***** Data for processing

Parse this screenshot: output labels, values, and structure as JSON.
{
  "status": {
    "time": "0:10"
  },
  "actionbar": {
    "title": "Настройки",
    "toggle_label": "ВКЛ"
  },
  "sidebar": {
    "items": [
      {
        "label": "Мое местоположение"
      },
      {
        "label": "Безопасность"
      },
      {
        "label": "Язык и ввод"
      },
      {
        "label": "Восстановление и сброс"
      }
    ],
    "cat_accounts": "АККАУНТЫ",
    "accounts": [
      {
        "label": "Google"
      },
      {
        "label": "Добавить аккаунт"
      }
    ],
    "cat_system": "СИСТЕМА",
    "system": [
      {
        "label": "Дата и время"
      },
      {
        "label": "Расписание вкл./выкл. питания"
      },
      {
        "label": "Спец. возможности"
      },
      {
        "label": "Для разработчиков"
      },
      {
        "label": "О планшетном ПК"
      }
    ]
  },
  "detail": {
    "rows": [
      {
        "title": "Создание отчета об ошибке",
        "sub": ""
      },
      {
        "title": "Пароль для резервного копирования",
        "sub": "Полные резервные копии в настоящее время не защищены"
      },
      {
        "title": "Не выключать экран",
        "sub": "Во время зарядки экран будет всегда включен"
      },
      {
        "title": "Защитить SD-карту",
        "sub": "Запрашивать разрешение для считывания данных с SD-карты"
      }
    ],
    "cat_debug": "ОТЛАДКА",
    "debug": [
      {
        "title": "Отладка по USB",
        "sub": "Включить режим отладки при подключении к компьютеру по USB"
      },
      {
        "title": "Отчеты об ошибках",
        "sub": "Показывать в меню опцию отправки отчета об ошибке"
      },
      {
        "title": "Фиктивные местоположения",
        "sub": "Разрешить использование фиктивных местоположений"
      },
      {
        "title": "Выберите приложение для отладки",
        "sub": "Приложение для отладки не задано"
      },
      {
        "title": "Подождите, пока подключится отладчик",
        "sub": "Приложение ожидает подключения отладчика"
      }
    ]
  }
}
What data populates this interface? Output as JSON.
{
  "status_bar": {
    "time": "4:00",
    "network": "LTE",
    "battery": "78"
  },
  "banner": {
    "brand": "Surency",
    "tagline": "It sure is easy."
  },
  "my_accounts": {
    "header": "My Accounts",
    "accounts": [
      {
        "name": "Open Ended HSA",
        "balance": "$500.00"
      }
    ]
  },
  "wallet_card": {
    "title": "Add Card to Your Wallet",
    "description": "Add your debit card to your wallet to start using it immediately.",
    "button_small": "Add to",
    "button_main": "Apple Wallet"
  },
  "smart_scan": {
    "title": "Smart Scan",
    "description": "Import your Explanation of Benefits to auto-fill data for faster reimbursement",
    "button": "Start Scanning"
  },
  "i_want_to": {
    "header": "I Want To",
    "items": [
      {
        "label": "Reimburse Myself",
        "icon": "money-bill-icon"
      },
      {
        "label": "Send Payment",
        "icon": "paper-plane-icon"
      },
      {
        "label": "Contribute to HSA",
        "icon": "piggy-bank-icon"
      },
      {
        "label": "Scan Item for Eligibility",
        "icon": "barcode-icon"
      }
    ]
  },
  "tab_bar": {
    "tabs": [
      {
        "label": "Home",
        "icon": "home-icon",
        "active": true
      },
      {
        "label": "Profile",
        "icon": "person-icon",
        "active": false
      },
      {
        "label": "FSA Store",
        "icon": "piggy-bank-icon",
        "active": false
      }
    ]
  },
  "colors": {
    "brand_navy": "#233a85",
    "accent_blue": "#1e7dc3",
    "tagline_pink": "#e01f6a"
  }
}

**********

- [Task prompt] Your task is to repeat every entry exactly.

- [Written solution]
Parse this screenshot: output labels, values, and structure as JSON.
{
  "status": {
    "time": "0:10"
  },
  "actionbar": {
    "title": "Настройки",
    "toggle_label": "ВКЛ"
  },
  "sidebar": {
    "items": [
      {
        "label": "Мое местоположение"
      },
      {
        "label": "Безопасность"
      },
      {
        "label": "Язык и ввод"
      },
      {
        "label": "Восстановление и сброс"
      }
    ],
    "cat_accounts": "АККАУНТЫ",
    "accounts": [
      {
        "label": "Google"
      },
      {
        "label": "Добавить аккаунт"
      }
    ],
    "cat_system": "СИСТЕМА",
    "system": [
      {
        "label": "Дата и время"
      },
      {
        "label": "Расписание вкл./выкл. питания"
      },
      {
        "label": "Спец. возможности"
      },
      {
        "label": "Для разработчиков"
      },
      {
        "label": "О планшетном ПК"
      }
    ]
  },
  "detail": {
    "rows": [
      {
        "title": "Создание отчета об ошибке",
        "sub": ""
      },
      {
        "title": "Пароль для резервного копирования",
        "sub": "Полные резервные копии в настоящее время не защищены"
      },
      {
        "title": "Не выключать экран",
        "sub": "Во время зарядки экран будет всегда включен"
      },
      {
        "title": "Защитить SD-карту",
        "sub": "Запрашивать разрешение для считывания данных с SD-карты"
      }
    ],
    "cat_debug": "ОТЛАДКА",
    "debug": [
      {
        "title": "Отладка по USB",
        "sub": "Включить режим отладки при подключении к компьютеру по USB"
      },
      {
        "title": "Отчеты об ошибках",
        "sub": "Показывать в меню опцию отправки отчета об ошибке"
      },
      {
        "title": "Фиктивные местоположения",
        "sub": "Разрешить использование фиктивных местоположений"
      },
      {
        "title": "Выберите приложение для отладки",
        "sub": "Приложение для отладки не задано"
      },
      {
        "title": "Подождите, пока подключится отладчик",
        "sub": "Приложение ожидает подключения отладчика"
      }
    ]
  }
}
What data populates this interface? Output as JSON.
{
  "status_bar": {
    "time": "4:00",
    "network": "LTE",
    "battery": "78"
  },
  "banner": {
    "brand": "Surency",
    "tagline": "It sure is easy."
  },
  "my_accounts": {
    "header": "My Accounts",
    "accounts": [
      {
        "name": "Open Ended HSA",
        "balance": "$500.00"
      }
    ]
  },
  "wallet_card": {
    "title": "Add Card to Your Wallet",
    "description": "Add your debit card to your wallet to start using it immediately.",
    "button_small": "Add to",
    "button_main": "Apple Wallet"
  },
  "smart_scan": {
    "title": "Smart Scan",
    "description": "Import your Explanation of Benefits to auto-fill data for faster reimbursement",
    "button": "Start Scanning"
  },
  "i_want_to": {
    "header": "I Want To",
    "items": [
      {
        "label": "Reimburse Myself",
        "icon": "money-bill-icon"
      },
      {
        "label": "Send Payment",
        "icon": "paper-plane-icon"
      },
      {
        "label": "Contribute to HSA",
        "icon": "piggy-bank-icon"
      },
      {
        "label": "Scan Item for Eligibility",
        "icon": "barcode-icon"
      }
    ]
  },
  "tab_bar": {
    "tabs": [
      {
        "label": "Home",
        "icon": "home-icon",
        "active": true
      },
      {
        "label": "Profile",
        "icon": "person-icon",
        "active": false
      },
      {
        "label": "FSA Store",
        "icon": "piggy-bank-icon",
        "active": false
      }
    ]
  },
  "colors": {
    "brand_navy": "#233a85",
    "accent_blue": "#1e7dc3",
    "tagline_pink": "#e01f6a"
  }
}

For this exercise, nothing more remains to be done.